Records from a collection:
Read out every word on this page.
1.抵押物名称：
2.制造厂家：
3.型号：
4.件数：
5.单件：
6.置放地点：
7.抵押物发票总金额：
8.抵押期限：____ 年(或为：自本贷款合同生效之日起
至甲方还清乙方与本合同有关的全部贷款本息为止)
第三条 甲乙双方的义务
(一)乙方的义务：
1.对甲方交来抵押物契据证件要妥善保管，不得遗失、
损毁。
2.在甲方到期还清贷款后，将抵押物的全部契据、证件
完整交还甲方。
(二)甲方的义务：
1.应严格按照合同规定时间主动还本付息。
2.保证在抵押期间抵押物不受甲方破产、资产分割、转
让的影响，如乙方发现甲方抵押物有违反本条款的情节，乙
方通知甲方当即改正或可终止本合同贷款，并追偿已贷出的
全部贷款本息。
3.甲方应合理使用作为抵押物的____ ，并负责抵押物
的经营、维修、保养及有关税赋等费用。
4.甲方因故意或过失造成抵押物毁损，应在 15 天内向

* * *

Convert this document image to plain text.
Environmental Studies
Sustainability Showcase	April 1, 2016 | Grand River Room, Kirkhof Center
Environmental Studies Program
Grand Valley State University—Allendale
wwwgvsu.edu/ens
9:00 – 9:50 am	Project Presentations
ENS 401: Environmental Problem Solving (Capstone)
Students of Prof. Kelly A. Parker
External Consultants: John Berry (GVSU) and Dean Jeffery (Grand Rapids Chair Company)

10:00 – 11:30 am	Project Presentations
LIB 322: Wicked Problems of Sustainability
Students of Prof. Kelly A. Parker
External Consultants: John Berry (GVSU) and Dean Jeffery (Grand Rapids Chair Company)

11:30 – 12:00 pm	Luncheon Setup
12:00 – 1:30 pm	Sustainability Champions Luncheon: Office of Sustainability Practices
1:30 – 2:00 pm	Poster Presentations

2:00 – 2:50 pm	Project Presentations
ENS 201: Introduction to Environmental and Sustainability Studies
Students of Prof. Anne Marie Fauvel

EXERCISE PROMPT: Write out every line of the preceding listing that contains "this".

EXERCISE SOLUTION:
Read out every word on this page.
Convert this document image to plain text.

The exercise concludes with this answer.